Among the lines below, count those with "xlabel". Give the total alone.

(Figure collection entries)
## START
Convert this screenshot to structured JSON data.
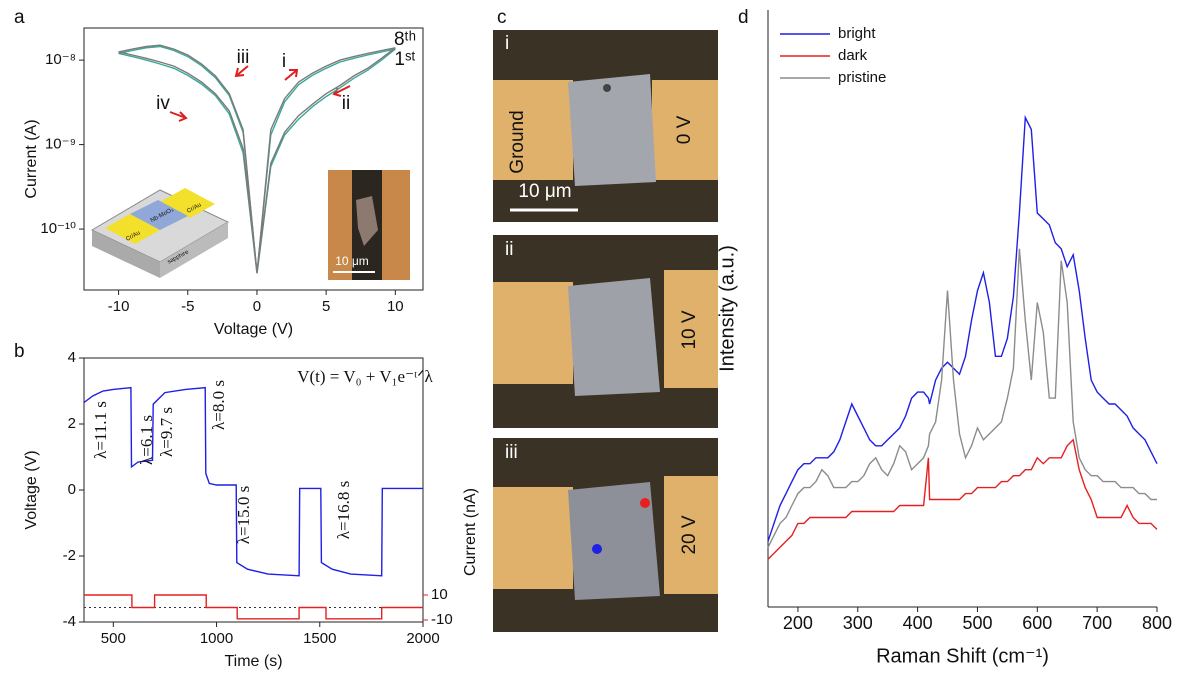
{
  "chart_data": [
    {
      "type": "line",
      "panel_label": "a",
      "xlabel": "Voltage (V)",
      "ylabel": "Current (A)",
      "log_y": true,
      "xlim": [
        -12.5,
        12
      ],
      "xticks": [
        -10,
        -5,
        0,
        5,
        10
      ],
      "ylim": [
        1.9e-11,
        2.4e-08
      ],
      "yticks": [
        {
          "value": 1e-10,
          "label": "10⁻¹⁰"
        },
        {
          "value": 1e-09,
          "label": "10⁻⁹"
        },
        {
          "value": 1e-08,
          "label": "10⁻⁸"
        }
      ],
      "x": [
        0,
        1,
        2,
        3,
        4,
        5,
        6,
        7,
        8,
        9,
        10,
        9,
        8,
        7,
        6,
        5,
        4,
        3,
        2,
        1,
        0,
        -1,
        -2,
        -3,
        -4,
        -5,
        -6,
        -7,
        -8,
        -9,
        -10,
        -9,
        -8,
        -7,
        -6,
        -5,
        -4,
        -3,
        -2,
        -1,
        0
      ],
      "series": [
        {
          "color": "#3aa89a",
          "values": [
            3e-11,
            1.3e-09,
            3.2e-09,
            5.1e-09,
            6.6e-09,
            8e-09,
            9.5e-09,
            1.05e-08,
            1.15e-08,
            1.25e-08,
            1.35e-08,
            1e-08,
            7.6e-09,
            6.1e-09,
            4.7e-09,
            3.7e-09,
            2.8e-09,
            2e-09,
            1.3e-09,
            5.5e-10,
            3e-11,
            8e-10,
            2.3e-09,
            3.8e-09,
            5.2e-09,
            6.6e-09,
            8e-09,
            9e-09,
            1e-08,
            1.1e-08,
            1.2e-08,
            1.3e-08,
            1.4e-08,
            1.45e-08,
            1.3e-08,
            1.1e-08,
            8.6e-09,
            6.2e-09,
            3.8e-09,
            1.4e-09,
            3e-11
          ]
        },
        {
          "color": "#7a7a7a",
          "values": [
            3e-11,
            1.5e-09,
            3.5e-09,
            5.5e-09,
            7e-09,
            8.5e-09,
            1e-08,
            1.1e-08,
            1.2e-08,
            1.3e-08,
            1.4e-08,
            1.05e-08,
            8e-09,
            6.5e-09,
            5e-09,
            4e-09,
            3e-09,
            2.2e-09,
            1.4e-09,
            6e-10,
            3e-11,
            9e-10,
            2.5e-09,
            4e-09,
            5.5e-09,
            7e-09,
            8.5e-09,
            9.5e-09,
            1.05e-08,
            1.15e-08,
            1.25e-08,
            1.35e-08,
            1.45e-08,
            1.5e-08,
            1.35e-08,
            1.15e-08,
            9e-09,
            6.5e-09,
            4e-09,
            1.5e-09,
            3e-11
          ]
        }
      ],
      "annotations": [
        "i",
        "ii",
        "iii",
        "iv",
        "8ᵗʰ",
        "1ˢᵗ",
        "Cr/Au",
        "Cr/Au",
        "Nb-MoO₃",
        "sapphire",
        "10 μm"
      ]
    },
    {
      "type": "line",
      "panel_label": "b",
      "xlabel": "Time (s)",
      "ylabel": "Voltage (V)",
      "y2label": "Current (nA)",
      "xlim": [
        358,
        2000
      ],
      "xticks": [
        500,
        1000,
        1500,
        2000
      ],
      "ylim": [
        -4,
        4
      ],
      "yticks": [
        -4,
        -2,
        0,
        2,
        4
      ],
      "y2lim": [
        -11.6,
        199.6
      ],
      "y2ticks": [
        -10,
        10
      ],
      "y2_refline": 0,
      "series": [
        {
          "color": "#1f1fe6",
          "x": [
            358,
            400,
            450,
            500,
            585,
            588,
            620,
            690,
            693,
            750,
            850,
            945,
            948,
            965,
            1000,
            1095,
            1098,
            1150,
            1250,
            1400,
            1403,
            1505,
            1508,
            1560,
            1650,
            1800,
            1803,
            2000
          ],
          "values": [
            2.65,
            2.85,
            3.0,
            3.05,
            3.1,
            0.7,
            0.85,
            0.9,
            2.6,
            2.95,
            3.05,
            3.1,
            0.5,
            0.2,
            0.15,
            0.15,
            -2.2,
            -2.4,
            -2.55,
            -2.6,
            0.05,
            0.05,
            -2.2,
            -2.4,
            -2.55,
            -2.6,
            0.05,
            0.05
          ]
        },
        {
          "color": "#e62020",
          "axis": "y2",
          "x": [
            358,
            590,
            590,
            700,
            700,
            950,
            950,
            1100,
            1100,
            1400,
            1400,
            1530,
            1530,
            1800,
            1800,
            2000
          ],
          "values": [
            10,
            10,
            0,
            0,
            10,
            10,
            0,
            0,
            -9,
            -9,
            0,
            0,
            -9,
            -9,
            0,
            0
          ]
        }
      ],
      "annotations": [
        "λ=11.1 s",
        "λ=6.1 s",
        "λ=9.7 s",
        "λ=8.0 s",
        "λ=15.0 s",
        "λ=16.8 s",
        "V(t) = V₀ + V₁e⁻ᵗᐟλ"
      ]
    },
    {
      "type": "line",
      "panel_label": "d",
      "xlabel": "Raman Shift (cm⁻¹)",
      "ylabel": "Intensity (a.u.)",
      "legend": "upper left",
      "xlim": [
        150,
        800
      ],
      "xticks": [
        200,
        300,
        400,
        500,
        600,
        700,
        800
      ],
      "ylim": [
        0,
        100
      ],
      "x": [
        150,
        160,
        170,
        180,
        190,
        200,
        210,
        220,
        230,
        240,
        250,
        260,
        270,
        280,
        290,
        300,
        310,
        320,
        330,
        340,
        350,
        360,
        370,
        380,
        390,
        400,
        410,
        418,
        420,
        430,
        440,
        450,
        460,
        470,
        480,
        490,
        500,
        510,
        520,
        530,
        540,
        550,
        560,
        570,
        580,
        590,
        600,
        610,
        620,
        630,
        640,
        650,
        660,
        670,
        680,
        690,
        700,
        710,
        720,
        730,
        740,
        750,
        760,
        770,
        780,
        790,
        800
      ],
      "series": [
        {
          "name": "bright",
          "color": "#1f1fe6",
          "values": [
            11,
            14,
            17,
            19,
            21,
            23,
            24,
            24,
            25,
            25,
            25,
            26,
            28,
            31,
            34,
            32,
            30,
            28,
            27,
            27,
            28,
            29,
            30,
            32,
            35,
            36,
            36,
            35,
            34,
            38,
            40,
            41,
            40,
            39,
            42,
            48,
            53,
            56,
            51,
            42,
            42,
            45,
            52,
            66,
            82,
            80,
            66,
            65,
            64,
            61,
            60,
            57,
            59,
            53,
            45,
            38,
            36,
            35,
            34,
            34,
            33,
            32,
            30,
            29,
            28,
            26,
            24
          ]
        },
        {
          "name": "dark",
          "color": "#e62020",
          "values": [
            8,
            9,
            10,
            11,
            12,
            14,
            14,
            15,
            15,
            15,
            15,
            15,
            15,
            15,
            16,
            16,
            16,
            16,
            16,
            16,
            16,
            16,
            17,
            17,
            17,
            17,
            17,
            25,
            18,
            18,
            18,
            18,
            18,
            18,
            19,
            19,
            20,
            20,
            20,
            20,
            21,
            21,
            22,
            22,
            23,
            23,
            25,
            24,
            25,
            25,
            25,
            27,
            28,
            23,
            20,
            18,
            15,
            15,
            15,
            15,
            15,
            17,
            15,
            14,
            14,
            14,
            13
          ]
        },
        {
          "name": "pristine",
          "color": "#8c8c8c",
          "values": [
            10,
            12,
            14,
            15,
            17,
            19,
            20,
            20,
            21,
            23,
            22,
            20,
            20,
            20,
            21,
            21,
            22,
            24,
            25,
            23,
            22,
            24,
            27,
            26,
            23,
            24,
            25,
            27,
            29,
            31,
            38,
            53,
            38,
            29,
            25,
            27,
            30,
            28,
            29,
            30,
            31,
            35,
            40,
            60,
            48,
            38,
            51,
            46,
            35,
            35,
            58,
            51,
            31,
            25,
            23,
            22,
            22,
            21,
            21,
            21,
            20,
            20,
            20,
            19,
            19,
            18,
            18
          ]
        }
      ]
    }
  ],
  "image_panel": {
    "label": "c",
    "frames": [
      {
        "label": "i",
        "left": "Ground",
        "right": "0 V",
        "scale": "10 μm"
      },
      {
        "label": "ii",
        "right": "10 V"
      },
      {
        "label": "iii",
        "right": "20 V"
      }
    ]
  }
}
## END
## START
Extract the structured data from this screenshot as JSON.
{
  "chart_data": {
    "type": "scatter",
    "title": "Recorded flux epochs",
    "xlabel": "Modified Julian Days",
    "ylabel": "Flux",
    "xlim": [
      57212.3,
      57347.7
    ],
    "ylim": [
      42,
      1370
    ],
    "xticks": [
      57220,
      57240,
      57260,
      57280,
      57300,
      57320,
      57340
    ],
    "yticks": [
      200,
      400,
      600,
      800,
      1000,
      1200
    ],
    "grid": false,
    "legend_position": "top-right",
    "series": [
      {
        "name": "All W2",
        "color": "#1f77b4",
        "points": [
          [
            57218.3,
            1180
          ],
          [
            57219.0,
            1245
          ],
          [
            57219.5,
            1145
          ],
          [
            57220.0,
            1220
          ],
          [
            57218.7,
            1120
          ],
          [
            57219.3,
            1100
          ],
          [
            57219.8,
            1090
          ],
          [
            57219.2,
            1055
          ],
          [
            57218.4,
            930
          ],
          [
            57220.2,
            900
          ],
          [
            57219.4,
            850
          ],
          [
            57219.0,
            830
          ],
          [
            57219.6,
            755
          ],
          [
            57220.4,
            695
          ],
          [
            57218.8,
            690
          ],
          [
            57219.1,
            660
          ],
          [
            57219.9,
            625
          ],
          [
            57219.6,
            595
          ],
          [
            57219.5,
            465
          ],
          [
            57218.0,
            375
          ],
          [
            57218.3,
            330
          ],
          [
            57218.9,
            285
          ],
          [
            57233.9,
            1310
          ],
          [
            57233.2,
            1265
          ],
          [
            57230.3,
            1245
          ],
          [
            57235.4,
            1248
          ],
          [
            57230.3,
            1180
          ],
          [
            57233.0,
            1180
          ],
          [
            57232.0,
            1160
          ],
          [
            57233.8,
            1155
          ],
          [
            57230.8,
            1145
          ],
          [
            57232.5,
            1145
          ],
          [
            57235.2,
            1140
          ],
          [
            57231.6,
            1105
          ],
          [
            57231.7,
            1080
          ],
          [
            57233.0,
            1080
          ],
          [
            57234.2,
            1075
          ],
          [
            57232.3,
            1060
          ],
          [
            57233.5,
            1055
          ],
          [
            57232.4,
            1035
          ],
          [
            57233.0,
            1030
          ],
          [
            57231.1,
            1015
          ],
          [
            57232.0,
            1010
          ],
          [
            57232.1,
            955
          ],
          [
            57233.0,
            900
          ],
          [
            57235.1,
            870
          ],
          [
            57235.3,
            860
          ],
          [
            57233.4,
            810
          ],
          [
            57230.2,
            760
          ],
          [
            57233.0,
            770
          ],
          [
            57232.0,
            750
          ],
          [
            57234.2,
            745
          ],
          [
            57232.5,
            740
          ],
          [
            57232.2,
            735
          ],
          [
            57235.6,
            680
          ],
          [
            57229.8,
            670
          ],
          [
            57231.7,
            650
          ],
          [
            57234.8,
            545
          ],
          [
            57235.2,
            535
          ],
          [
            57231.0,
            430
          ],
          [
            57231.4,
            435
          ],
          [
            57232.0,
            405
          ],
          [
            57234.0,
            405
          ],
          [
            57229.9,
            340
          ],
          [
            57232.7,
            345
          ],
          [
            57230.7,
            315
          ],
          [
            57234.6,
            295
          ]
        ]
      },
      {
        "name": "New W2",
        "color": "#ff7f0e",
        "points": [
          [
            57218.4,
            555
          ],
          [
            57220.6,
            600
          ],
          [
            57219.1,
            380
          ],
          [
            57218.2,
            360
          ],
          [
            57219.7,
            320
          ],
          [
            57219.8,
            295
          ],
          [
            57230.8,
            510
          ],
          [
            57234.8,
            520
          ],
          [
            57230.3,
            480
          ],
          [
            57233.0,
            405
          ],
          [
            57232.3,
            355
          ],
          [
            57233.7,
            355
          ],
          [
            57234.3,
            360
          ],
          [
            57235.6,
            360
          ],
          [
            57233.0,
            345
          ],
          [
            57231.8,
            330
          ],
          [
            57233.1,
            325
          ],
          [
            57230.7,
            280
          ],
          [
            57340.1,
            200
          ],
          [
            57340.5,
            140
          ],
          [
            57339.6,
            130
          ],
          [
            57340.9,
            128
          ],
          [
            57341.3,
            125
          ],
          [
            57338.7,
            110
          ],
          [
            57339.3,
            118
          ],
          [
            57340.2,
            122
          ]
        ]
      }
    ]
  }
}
## END
> _Result of this task_
4